ぬか漬け、ぬか味噌のヌカです。米を精白する時に出る薄皮ですね。
捕まえる時に糠を撒いて集めたという説があるようですが、
これはやや共感を欠くかなという印象です。
テナガエビを捕る時にも糠を使う漁法があるようで、
このエビに特異な習性でもなさそうです。
エビに限らず、糠に集まる生き物は多そうなので、
それら全てにヌカ虫、ヌカ鳥といった名前が付けられてしまいそうです。

写真では、体表に細かい点が無数にあるのが分かると思いますが、
これがヌカをまぶしたようだから、というのはありそうです。
夜空の満点の星を“糠星”と呼ぶのに近い印象です。
ただこれは拡大した写真だからこそという気もします。
2センチ程度の実物にこの細かい模様を見付けるには相当凝視する必要があります。
昔の人が生活の中で、そこまでじっくり見て、共感していたかは少々疑問です。
体表の模様よりも、単純に“細かいエビ”のほうが共感し易いです。

「糠」には“はかない”といった意味合いもあるようです。
実際、か弱い生き物ですから、食料として採集された場合にも
すぐ死んでしまっているという共感は大きいでしょうから
こんな由来もあって良さそうです。

他に「糠に釘」、「糠喜び」、「糠働き」など、
ヌカは手応えのない物、無駄なものの例えにもよく用いられますから
小さくていくら食べても食べ応えがないエビといった意味はあるかもしれません。
川エビは食と深く結びついていると思うので、
食い応えのない細かいエビといった感覚に最も共感を覚えます。

いずれにしても生活の中であまり重きを置かれた生き物ではなかった感じが浮かびます。
現在でも積極的な飼育の表舞台に登場するようなエビではない部分は共通していて、
このあたりは、昔の人と共感する部分がありそうです。
そう云う意味では、実にぴったりな名前かもしれません。

その御陰?で、首都圏をも含む身近な生き物でありながら、
面白い性質や、まだまだ知られていない生態が残されているとも云えます。


目の離れ具合が非常に強いのが分かります。
よくスジエビをヌマエビ類から見分ける方法として
「目が出っ張っている」という観点で判断するというものを見掛けますが、
このヌカエビには、とても適用できそうにありません。

水道水の汲み置き伝説の「直射日光下に、一日汲み置く」の
前の部分が消えて、一日汲み置けば塩素は抜けるとなってしまっているように、
「比べた場合には、より出っ張っている」という前の部分が消えて
「目が出っ張っている」になってしまったものと思いますが、
こういう弊害が大きいものは積極的に見直して行くべきように思えます。

他にも「スジエビにはハサミが有り、ヌマエビには無い」とされる事もあります。
しかし、ヌマエビ類にも明らかにハサミは有ります.
これもやはり、「長いハサミ脚は無い」という意味で発せられた情報が
「ハサミは無い」という形で伝わってしまっているものと思います。

[データソースからの記録]
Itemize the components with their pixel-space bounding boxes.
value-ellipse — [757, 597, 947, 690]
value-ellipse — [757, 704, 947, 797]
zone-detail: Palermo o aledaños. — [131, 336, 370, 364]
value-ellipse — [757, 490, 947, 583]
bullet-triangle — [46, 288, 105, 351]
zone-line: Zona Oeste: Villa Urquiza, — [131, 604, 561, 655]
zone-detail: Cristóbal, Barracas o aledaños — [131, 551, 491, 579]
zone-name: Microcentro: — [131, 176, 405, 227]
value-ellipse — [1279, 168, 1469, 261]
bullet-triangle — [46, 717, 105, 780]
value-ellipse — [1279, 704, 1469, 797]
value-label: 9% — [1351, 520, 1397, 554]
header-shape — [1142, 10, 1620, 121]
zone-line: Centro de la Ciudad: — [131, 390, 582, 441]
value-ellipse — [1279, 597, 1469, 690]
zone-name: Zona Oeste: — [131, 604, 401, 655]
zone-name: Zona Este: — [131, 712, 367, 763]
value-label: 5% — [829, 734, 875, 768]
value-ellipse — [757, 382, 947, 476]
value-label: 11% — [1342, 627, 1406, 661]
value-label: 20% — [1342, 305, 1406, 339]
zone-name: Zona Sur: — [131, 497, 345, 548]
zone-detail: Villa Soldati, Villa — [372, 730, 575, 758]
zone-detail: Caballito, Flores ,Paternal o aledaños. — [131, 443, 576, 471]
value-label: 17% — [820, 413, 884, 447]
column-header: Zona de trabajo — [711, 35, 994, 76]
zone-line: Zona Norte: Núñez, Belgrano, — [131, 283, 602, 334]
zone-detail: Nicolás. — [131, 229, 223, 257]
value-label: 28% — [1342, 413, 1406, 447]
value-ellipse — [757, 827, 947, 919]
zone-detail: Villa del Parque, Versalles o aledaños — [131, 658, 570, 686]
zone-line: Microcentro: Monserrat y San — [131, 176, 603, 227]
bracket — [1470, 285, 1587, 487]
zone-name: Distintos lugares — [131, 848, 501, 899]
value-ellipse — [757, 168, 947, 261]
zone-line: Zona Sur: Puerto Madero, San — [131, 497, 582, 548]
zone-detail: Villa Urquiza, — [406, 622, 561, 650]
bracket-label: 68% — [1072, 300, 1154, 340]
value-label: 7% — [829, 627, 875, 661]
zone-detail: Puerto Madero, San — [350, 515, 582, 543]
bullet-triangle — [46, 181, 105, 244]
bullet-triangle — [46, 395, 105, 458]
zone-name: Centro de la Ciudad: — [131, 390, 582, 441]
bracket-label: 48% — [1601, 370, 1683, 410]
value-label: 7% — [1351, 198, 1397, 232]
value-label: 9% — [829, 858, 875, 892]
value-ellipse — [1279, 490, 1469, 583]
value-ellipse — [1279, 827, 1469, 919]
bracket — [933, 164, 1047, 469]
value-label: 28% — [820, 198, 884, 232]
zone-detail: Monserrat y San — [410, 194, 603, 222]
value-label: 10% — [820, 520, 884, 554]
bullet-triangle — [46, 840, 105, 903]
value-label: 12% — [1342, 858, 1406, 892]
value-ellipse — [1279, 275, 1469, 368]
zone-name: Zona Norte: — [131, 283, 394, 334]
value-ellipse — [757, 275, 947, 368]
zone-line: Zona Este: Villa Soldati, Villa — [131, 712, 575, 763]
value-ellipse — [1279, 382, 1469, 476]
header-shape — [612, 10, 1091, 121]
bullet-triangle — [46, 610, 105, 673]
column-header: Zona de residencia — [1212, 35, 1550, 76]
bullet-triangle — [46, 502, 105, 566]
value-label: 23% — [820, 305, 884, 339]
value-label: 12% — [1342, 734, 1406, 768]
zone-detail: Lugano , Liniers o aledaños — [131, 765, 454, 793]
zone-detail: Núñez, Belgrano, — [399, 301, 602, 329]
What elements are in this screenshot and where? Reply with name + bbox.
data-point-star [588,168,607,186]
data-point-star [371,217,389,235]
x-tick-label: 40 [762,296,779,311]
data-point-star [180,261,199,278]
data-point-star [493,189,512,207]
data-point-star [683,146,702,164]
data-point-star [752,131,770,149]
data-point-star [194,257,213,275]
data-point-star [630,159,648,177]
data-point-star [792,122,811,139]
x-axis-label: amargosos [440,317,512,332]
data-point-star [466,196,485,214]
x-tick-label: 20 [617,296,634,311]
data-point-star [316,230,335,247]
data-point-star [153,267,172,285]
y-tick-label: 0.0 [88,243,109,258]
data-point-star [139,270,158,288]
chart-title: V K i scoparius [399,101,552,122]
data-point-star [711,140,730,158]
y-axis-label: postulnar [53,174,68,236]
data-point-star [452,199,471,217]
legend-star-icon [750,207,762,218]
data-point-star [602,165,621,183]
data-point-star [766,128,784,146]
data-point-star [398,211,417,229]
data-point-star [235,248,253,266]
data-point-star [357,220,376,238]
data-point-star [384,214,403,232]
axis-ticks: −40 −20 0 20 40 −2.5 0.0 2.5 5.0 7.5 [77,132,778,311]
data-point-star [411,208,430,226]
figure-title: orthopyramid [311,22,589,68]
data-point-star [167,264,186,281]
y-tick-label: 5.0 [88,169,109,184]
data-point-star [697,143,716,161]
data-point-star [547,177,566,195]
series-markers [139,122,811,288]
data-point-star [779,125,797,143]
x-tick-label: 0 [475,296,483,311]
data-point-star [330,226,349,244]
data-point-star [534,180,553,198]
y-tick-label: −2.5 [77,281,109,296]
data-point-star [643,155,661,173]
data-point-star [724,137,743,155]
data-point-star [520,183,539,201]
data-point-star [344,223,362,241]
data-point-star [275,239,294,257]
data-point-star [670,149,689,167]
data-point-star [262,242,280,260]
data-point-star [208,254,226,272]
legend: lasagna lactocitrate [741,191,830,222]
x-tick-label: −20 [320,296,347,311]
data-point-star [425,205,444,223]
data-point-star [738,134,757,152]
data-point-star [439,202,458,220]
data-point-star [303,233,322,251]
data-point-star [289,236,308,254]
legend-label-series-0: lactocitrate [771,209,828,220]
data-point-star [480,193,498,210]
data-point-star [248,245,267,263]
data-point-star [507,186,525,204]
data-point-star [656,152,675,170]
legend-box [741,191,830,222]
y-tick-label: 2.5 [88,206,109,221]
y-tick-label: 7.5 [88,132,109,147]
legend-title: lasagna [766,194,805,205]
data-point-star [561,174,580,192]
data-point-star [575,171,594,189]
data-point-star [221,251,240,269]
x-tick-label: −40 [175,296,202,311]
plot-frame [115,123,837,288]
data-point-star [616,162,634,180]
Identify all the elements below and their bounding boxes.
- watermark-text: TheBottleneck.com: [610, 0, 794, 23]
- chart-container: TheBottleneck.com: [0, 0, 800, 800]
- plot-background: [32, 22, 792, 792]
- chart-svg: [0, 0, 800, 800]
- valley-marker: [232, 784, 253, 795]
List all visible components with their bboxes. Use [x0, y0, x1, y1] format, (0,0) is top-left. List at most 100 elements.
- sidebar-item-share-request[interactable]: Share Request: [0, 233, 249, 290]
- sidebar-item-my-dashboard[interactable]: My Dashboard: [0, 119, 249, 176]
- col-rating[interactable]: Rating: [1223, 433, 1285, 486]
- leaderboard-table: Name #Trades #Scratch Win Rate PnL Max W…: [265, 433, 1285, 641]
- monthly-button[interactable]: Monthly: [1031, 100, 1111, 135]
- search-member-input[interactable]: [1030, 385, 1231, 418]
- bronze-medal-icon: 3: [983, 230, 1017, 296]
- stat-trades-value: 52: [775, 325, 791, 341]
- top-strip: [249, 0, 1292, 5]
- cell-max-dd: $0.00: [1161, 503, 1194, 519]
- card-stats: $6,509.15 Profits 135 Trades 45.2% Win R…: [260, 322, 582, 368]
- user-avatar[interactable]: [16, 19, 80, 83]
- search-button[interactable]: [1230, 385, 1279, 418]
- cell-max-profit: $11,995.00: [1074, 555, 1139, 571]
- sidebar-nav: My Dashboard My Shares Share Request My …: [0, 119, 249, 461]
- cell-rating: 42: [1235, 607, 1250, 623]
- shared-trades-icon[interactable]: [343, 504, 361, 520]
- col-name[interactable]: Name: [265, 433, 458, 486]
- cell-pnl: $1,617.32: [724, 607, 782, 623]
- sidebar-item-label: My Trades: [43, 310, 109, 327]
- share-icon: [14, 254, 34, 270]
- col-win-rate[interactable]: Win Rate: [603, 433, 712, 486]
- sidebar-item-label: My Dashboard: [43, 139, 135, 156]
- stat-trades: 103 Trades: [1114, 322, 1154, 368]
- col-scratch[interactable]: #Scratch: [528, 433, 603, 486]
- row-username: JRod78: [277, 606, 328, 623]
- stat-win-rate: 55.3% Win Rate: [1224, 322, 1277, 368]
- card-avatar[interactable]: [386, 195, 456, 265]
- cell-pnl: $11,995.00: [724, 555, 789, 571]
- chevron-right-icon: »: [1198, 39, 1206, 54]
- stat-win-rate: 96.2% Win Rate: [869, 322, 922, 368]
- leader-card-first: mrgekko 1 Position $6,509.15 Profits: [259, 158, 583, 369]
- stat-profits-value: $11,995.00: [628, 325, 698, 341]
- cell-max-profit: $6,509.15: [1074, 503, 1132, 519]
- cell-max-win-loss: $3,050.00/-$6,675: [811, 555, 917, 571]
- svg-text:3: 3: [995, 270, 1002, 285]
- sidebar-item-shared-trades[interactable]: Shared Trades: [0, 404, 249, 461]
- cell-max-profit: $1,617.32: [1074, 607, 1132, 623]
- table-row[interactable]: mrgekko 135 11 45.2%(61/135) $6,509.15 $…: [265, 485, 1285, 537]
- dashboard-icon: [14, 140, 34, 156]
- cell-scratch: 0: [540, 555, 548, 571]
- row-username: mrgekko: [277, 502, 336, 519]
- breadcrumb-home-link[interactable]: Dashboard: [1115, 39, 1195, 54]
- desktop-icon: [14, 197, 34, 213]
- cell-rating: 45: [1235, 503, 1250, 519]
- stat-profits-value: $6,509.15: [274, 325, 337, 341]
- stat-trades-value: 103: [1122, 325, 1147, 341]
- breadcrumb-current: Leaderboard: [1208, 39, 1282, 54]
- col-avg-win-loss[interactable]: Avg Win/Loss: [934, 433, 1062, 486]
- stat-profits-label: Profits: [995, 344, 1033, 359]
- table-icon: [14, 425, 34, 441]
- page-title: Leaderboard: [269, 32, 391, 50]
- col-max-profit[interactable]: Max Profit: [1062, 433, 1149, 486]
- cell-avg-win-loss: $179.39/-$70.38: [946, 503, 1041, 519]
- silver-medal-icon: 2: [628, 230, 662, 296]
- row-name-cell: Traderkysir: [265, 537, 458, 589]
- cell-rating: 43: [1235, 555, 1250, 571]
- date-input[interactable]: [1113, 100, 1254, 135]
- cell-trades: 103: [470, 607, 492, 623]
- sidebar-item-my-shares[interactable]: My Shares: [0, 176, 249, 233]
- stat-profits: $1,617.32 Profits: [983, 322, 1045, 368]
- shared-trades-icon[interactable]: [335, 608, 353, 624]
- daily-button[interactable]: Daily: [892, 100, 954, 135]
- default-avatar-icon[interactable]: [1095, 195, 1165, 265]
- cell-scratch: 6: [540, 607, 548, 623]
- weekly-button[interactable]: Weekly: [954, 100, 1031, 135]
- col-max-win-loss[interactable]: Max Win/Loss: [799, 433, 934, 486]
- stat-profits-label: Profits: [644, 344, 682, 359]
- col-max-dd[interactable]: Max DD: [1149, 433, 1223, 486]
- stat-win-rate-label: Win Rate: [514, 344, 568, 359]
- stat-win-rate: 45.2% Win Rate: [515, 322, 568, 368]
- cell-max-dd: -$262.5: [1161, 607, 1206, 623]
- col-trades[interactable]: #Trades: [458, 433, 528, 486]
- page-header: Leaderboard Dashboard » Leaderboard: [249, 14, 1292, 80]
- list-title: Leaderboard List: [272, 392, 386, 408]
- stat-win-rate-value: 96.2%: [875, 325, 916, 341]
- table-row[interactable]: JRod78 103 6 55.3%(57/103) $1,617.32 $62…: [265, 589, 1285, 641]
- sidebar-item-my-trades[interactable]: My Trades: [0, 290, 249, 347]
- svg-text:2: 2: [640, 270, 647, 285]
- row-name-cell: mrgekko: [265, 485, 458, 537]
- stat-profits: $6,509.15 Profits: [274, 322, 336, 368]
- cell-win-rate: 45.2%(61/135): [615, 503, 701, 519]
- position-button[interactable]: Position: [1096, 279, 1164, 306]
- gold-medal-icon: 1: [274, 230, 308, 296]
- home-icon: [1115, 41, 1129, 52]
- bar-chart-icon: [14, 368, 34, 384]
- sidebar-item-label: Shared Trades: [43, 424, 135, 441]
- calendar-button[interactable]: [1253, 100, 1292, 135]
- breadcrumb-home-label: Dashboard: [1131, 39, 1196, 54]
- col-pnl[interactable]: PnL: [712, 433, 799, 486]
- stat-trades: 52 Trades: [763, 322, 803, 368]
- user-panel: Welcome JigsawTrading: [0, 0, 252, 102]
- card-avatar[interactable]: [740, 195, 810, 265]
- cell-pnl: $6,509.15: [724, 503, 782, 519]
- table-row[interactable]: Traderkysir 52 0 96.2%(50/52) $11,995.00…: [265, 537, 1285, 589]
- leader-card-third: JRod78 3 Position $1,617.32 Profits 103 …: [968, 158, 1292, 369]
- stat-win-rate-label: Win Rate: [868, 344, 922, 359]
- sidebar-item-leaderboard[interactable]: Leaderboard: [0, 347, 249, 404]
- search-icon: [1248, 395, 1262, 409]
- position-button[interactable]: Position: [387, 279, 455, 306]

## 答える質問:
[1] ヌカエビの文章では、このエビの実物の大きさはどの程度とされているか。
[2] ヌカエビの文章のうち、「テナガエビを捕る時にも糠を使う漁法があるようで、」から「これがヌカをまぶしたようだから、というのはありそうです。」までを、両端を含めてそのまま書き写すこと。
ヌカエビの文章だけを根拠にしてください。

## 結果一覧:
[1] 2センチ程度。

[2]
テナガエビを捕る時にも糠を使う漁法があるようで、
このエビに特異な習性でもなさそうです。
エビに限らず、糠に集まる生き物は多そうなので、
それら全てにヌカ虫、ヌカ鳥といった名前が付けられてしまいそうです。

写真では、体表に細かい点が無数にあるのが分かると思いますが、
これがヌカをまぶしたようだから、というのはありそうです。